Extracted data entries:
....

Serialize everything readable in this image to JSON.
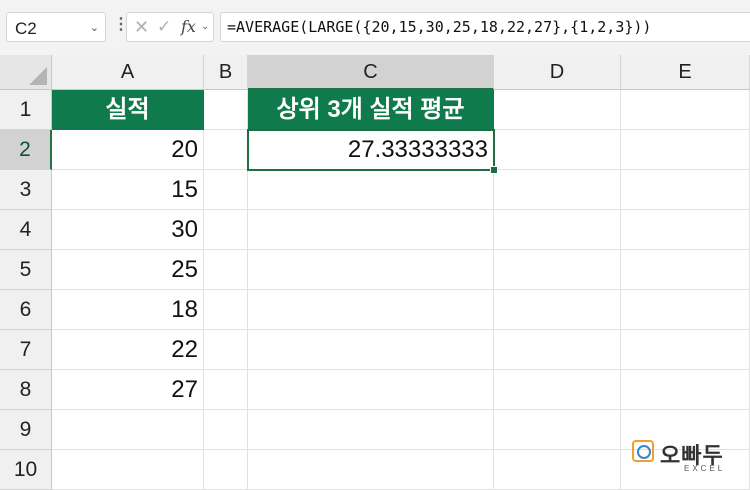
{
  "formula_bar": {
    "name_box": "C2",
    "fx_label": "fx",
    "formula": "=AVERAGE(LARGE({20,15,30,25,18,22,27},{1,2,3}))"
  },
  "columns": [
    "A",
    "B",
    "C",
    "D",
    "E"
  ],
  "rows": [
    "1",
    "2",
    "3",
    "4",
    "5",
    "6",
    "7",
    "8",
    "9",
    "10"
  ],
  "cells": {
    "A1": "실적",
    "A2": "20",
    "A3": "15",
    "A4": "30",
    "A5": "25",
    "A6": "18",
    "A7": "22",
    "A8": "27",
    "C1": "상위 3개 실적 평균",
    "C2": "27.33333333"
  },
  "selected_cell": "C2",
  "colors": {
    "header_fill": "#0f7a4c",
    "selection": "#1e6e42"
  },
  "logo": {
    "text": "오빠두",
    "sub": "EXCEL"
  }
}
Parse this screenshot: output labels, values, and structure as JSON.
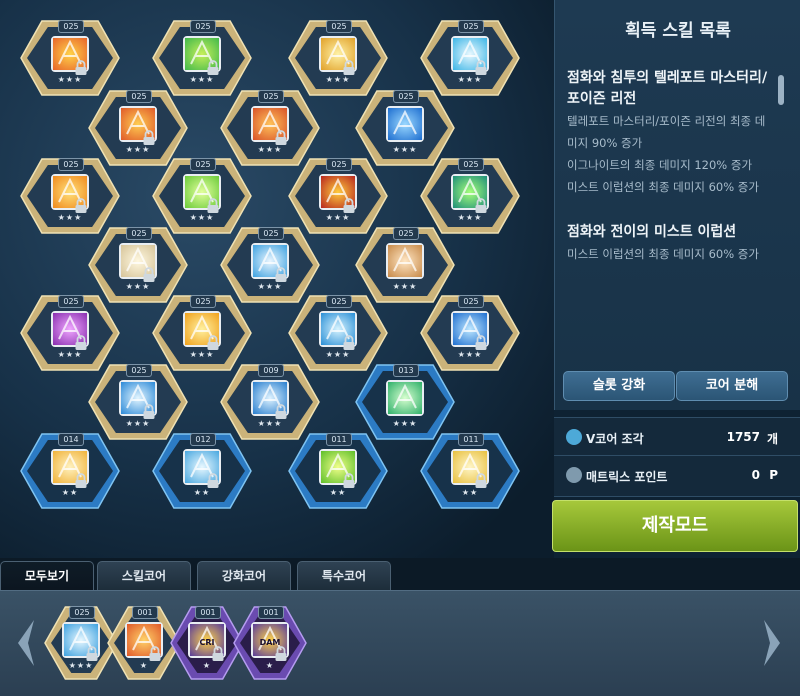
{
  "colors": {
    "accent_green": "#8fb82a",
    "panel": "#1b3349",
    "hex_gold": "#c9b27a",
    "hex_blue": "#2c7bc4",
    "hex_purple": "#5a3d9a"
  },
  "grid_cores": [
    {
      "name": "core-1",
      "level": "025",
      "frame": "gold",
      "icon": "fire-slash-icon",
      "c1": "#e8652b",
      "c2": "#ffd34a",
      "locked": true,
      "stars": 3
    },
    {
      "name": "core-2",
      "level": "025",
      "frame": "gold",
      "icon": "green-slash-icon",
      "c1": "#42b94b",
      "c2": "#c6ef5a",
      "locked": true,
      "stars": 3
    },
    {
      "name": "core-3",
      "level": "025",
      "frame": "gold",
      "icon": "gold-slash-icon",
      "c1": "#e1a12a",
      "c2": "#fff2a6",
      "locked": true,
      "stars": 3
    },
    {
      "name": "core-4",
      "level": "025",
      "frame": "gold",
      "icon": "ice-slash-icon",
      "c1": "#3fb6e6",
      "c2": "#e8f8ff",
      "locked": true,
      "stars": 3
    },
    {
      "name": "core-5",
      "level": "025",
      "frame": "gold",
      "icon": "fire-slash-icon",
      "c1": "#e05a2a",
      "c2": "#ffce52",
      "locked": true,
      "stars": 3
    },
    {
      "name": "core-6",
      "level": "025",
      "frame": "gold",
      "icon": "fire-slash-icon",
      "c1": "#d9532a",
      "c2": "#ffc35a",
      "locked": true,
      "stars": 3
    },
    {
      "name": "core-7",
      "level": "025",
      "frame": "gold",
      "icon": "book-icon",
      "c1": "#1f6fd0",
      "c2": "#9ad8ff",
      "locked": false,
      "stars": 3
    },
    {
      "name": "core-8",
      "level": "025",
      "frame": "gold",
      "icon": "fire-orb-icon",
      "c1": "#f08a1e",
      "c2": "#ffe17a",
      "locked": true,
      "stars": 3
    },
    {
      "name": "core-9",
      "level": "025",
      "frame": "gold",
      "icon": "green-orb-icon",
      "c1": "#6ccb3a",
      "c2": "#e2ff9c",
      "locked": true,
      "stars": 3
    },
    {
      "name": "core-10",
      "level": "025",
      "frame": "gold",
      "icon": "fire-pillar-icon",
      "c1": "#b8281f",
      "c2": "#ffcc3f",
      "locked": true,
      "stars": 3
    },
    {
      "name": "core-11",
      "level": "025",
      "frame": "gold",
      "icon": "green-rune-icon",
      "c1": "#1f8f7a",
      "c2": "#a6ff7a",
      "locked": true,
      "stars": 3
    },
    {
      "name": "core-12",
      "level": "025",
      "frame": "gold",
      "icon": "spirit-icon",
      "c1": "#d6c49a",
      "c2": "#fff8e0",
      "locked": true,
      "stars": 3
    },
    {
      "name": "core-13",
      "level": "025",
      "frame": "gold",
      "icon": "runner-icon",
      "c1": "#3fa2e0",
      "c2": "#eaf6ff",
      "locked": true,
      "stars": 3
    },
    {
      "name": "core-14",
      "level": "025",
      "frame": "gold",
      "icon": "character-icon",
      "c1": "#c78a4a",
      "c2": "#ffe6c4",
      "locked": false,
      "stars": 3
    },
    {
      "name": "core-15",
      "level": "025",
      "frame": "gold",
      "icon": "eye-icon",
      "c1": "#8a2fb0",
      "c2": "#f0a8ff",
      "locked": true,
      "stars": 3
    },
    {
      "name": "core-16",
      "level": "025",
      "frame": "gold",
      "icon": "sun-icon",
      "c1": "#f0a21e",
      "c2": "#fff1a0",
      "locked": true,
      "stars": 3
    },
    {
      "name": "core-17",
      "level": "025",
      "frame": "gold",
      "icon": "ice-wing-icon",
      "c1": "#2a8fd6",
      "c2": "#d8f4ff",
      "locked": true,
      "stars": 3
    },
    {
      "name": "core-18",
      "level": "025",
      "frame": "gold",
      "icon": "target-icon",
      "c1": "#1f6fd0",
      "c2": "#bfe8ff",
      "locked": true,
      "stars": 3
    },
    {
      "name": "core-19",
      "level": "025",
      "frame": "gold",
      "icon": "ice-spark-icon",
      "c1": "#2c8ad8",
      "c2": "#e4f6ff",
      "locked": true,
      "stars": 3
    },
    {
      "name": "core-20",
      "level": "009",
      "frame": "gold",
      "icon": "ice-dragon-icon",
      "c1": "#2a7fcf",
      "c2": "#dff3ff",
      "locked": true,
      "stars": 3
    },
    {
      "name": "core-21",
      "level": "013",
      "frame": "blue",
      "icon": "green-circle-icon",
      "c1": "#2fb06a",
      "c2": "#d8ffd0",
      "locked": false,
      "stars": 3
    },
    {
      "name": "core-22",
      "level": "014",
      "frame": "blue",
      "icon": "sun-burst-icon",
      "c1": "#f0b23a",
      "c2": "#fff2c0",
      "locked": true,
      "stars": 2
    },
    {
      "name": "core-23",
      "level": "012",
      "frame": "blue",
      "icon": "ice-flow-icon",
      "c1": "#4aa8e0",
      "c2": "#e8f8ff",
      "locked": true,
      "stars": 2
    },
    {
      "name": "core-24",
      "level": "011",
      "frame": "blue",
      "icon": "green-eye-icon",
      "c1": "#5fbf2a",
      "c2": "#f0ff8a",
      "locked": true,
      "stars": 2
    },
    {
      "name": "core-25",
      "level": "011",
      "frame": "blue",
      "icon": "light-burst-icon",
      "c1": "#e8c040",
      "c2": "#fff6c8",
      "locked": true,
      "stars": 2
    }
  ],
  "panel": {
    "title": "획득 스킬 목록",
    "skills": [
      {
        "name": "점화와 침투의 텔레포트 마스터리/포이즌 리전",
        "effects": [
          "텔레포트 마스터리/포이즌 리전의 최종 데미지 90% 증가",
          "이그나이트의 최종 데미지 120% 증가",
          "미스트 이럽션의 최종 데미지 60% 증가"
        ]
      },
      {
        "name": "점화와 전이의 미스트 이럽션",
        "effects": [
          "미스트 이럽션의 최종 데미지 60% 증가"
        ]
      }
    ],
    "slot_button": "슬롯 강화",
    "disassemble_button": "코어 분해"
  },
  "resources": {
    "vcore_label": "V코어 조각",
    "vcore_value": "1757",
    "vcore_unit": "개",
    "matrix_label": "매트릭스 포인트",
    "matrix_value": "0",
    "matrix_unit": "P"
  },
  "make_button": "제작모드",
  "tabs": [
    "모두보기",
    "스킬코어",
    "강화코어",
    "특수코어"
  ],
  "tray_cores": [
    {
      "name": "tray-core-1",
      "level": "025",
      "frame": "gold",
      "icon": "star-crest-icon",
      "c1": "#3fa2e0",
      "c2": "#e8f8ff",
      "locked": true,
      "stars": 3
    },
    {
      "name": "tray-core-2",
      "level": "001",
      "frame": "gold",
      "icon": "flame-spirit-icon",
      "c1": "#e05a2a",
      "c2": "#ffd36a",
      "locked": true,
      "stars": 1
    },
    {
      "name": "tray-core-3",
      "level": "001",
      "frame": "purple",
      "icon": "cri-icon",
      "c1": "#5a3d9a",
      "c2": "#ffd34a",
      "locked": true,
      "stars": 1,
      "label": "CRI"
    },
    {
      "name": "tray-core-4",
      "level": "001",
      "frame": "purple",
      "icon": "dam-icon",
      "c1": "#5a3d9a",
      "c2": "#ffd34a",
      "locked": true,
      "stars": 1,
      "label": "DAM"
    }
  ]
}
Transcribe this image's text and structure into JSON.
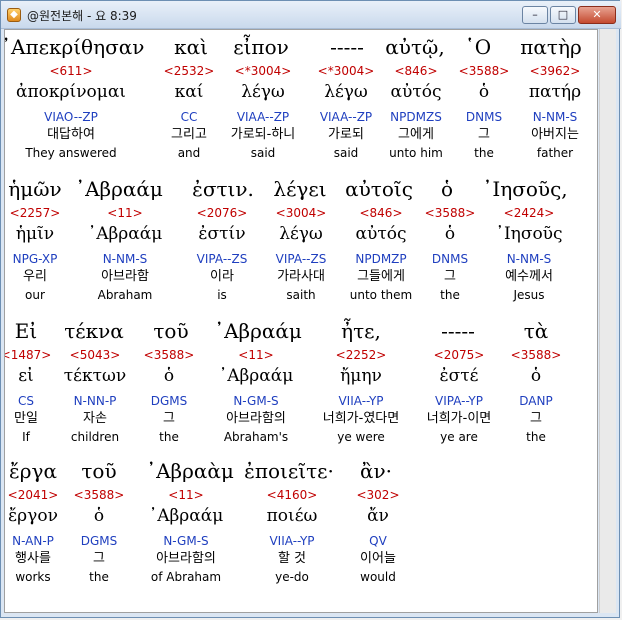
{
  "window": {
    "title": "@원전본해 - 요 8:39",
    "min": "–",
    "max": "□",
    "close": "✕"
  },
  "rows": [
    {
      "cols": [
        {
          "greek": "᾿Απεκρίθησαν",
          "num": "<611>",
          "lemma": "ἀποκρίνομαι",
          "parse": "VIAO--ZP",
          "korean": "대답하여",
          "english": "They answered"
        },
        {
          "greek": "καὶ",
          "num": "<2532>",
          "lemma": "καί",
          "parse": "CC",
          "korean": "그리고",
          "english": "and"
        },
        {
          "greek": "εἶπον",
          "num": "<*3004>",
          "lemma": "λέγω",
          "parse": "VIAA--ZP",
          "korean": "가로되-하니",
          "english": "said"
        },
        {
          "greek": "-----",
          "num": "<*3004>",
          "lemma": "λέγω",
          "parse": "VIAA--ZP",
          "korean": "가로되",
          "english": "said"
        },
        {
          "greek": "αὐτῷ,",
          "num": "<846>",
          "lemma": "αὐτός",
          "parse": "NPDMZS",
          "korean": "그에게",
          "english": "unto him"
        },
        {
          "greek": "῾Ο",
          "num": "<3588>",
          "lemma": "ὁ",
          "parse": "DNMS",
          "korean": "그",
          "english": "the"
        },
        {
          "greek": "πατὴρ",
          "num": "<3962>",
          "lemma": "πατήρ",
          "parse": "N-NM-S",
          "korean": "아버지는",
          "english": "father"
        }
      ]
    },
    {
      "cols": [
        {
          "greek": "ἡμῶν",
          "num": "<2257>",
          "lemma": "ἡμῖν",
          "parse": "NPG-XP",
          "korean": "우리",
          "english": "our"
        },
        {
          "greek": "᾿Αβραάμ",
          "num": "<11>",
          "lemma": "᾿Αβραάμ",
          "parse": "N-NM-S",
          "korean": "아브라함",
          "english": "Abraham"
        },
        {
          "greek": "ἐστιν.",
          "num": "<2076>",
          "lemma": "ἐστίν",
          "parse": "VIPA--ZS",
          "korean": "이라",
          "english": "is"
        },
        {
          "greek": "λέγει",
          "num": "<3004>",
          "lemma": "λέγω",
          "parse": "VIPA--ZS",
          "korean": "가라사대",
          "english": "saith"
        },
        {
          "greek": "αὐτοῖς",
          "num": "<846>",
          "lemma": "αὐτός",
          "parse": "NPDMZP",
          "korean": "그들에게",
          "english": "unto them"
        },
        {
          "greek": "ὁ",
          "num": "<3588>",
          "lemma": "ὁ",
          "parse": "DNMS",
          "korean": "그",
          "english": "the"
        },
        {
          "greek": "᾿Ιησοῦς,",
          "num": "<2424>",
          "lemma": "᾿Ιησοῦς",
          "parse": "N-NM-S",
          "korean": "예수께서",
          "english": "Jesus"
        }
      ]
    },
    {
      "cols": [
        {
          "greek": "Εἰ",
          "num": "<1487>",
          "lemma": "εἰ",
          "parse": "CS",
          "korean": "만일",
          "english": "If"
        },
        {
          "greek": "τέκνα",
          "num": "<5043>",
          "lemma": "τέκτων",
          "parse": "N-NN-P",
          "korean": "자손",
          "english": "children"
        },
        {
          "greek": "τοῦ",
          "num": "<3588>",
          "lemma": "ὁ",
          "parse": "DGMS",
          "korean": "그",
          "english": "the"
        },
        {
          "greek": "᾿Αβραάμ",
          "num": "<11>",
          "lemma": "᾿Αβραάμ",
          "parse": "N-GM-S",
          "korean": "아브라함의",
          "english": "Abraham's"
        },
        {
          "greek": "ἦτε,",
          "num": "<2252>",
          "lemma": "ἤμην",
          "parse": "VIIA--YP",
          "korean": "너희가-였다면",
          "english": "ye were"
        },
        {
          "greek": "-----",
          "num": "<2075>",
          "lemma": "ἐστέ",
          "parse": "VIPA--YP",
          "korean": "너희가-이면",
          "english": "ye are"
        },
        {
          "greek": "τὰ",
          "num": "<3588>",
          "lemma": "ὁ",
          "parse": "DANP",
          "korean": "그",
          "english": "the"
        }
      ]
    },
    {
      "cols": [
        {
          "greek": "ἔργα",
          "num": "<2041>",
          "lemma": "ἔργον",
          "parse": "N-AN-P",
          "korean": "행사를",
          "english": "works"
        },
        {
          "greek": "τοῦ",
          "num": "<3588>",
          "lemma": "ὁ",
          "parse": "DGMS",
          "korean": "그",
          "english": "the"
        },
        {
          "greek": "᾿Αβραὰμ",
          "num": "<11>",
          "lemma": "᾿Αβραάμ",
          "parse": "N-GM-S",
          "korean": "아브라함의",
          "english": "of Abraham"
        },
        {
          "greek": "ἐποιεῖτε·",
          "num": "<4160>",
          "lemma": "ποιέω",
          "parse": "VIIA--YP",
          "korean": "할 것",
          "english": "ye-do"
        },
        {
          "greek": "ἂν·",
          "num": "<302>",
          "lemma": "ἄν",
          "parse": "QV",
          "korean": "이어늘",
          "english": "would"
        }
      ]
    }
  ]
}
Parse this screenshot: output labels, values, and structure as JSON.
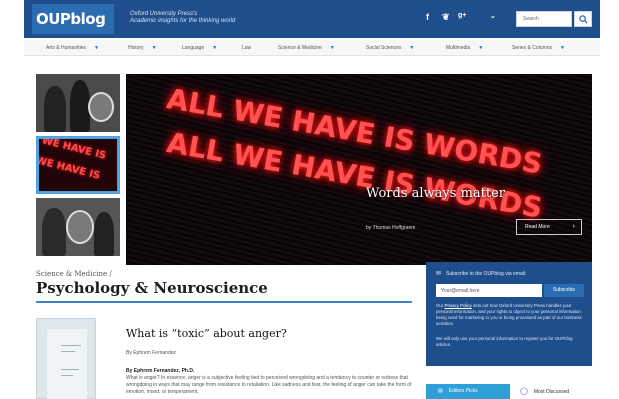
{
  "header": {
    "logo_text": "OUPblog",
    "tagline_line1": "Oxford University Press's",
    "tagline_line2": "Academic insights for the thinking world",
    "social": {
      "facebook": "f",
      "twitter": "❦",
      "googleplus": "g+",
      "more": "⌄"
    },
    "search_placeholder": "Search",
    "search_icon": "magnifier-icon"
  },
  "nav": {
    "items": [
      "Arts & Humanities",
      "History",
      "Language",
      "Law",
      "Science & Medicine",
      "Social Sciences",
      "Multimedia",
      "Series & Columns"
    ]
  },
  "hero": {
    "neon_line1": "ALL WE HAVE IS WORDS",
    "neon_line2": "ALL WE HAVE IS WORDS",
    "thumb_neon": "WE HAVE IS",
    "caption": "Words always matter",
    "byline": "by Thomas Hoffgraem",
    "read_more": "Read More",
    "read_more_arrow": "›"
  },
  "section": {
    "kicker": "Science & Medicine /",
    "title": "Psychology & Neuroscience"
  },
  "article": {
    "title": "What is “toxic” about anger?",
    "byline": "By Ephrem Fernandez",
    "author": "By Ephrem Fernandez, Ph.D.",
    "excerpt": "What is anger? In essence, anger is a subjective feeling tied to perceived wrongdoing and a tendency to counter or redress that wrongdoing in ways that may range from resistance to retaliation. Like sadness and fear, the feeling of anger can take the form of emotion, mood, or temperament."
  },
  "subscribe": {
    "heading": "Subscribe to the OUPblog via email:",
    "email_placeholder": "Your@email.here",
    "button": "Subscribe",
    "privacy_link": "Privacy Policy",
    "privacy_pre": "Our ",
    "privacy_post": " sets out how Oxford University Press handles your personal information, and your rights to object to your personal information being used for marketing to you or being processed as part of our business activities.",
    "privacy2": "We will only use your personal information to register you for OUPblog articles."
  },
  "tabs": {
    "popular": "Editors Picks",
    "discussed": "Most Discussed"
  },
  "colors": {
    "brand_blue": "#1f4e8c",
    "accent_blue": "#2f9fd8",
    "neon_red": "#ff5252"
  }
}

....

WRITTEN REQUEST: Report all lines of the data that include the word "OUPblog".

ANSWER TO THIS PROBLEM:
    "logo_text": "OUPblog",
    "heading": "Subscribe to the OUPblog via email:",
    "privacy2": "We will only use your personal information to register you for OUPblog articles."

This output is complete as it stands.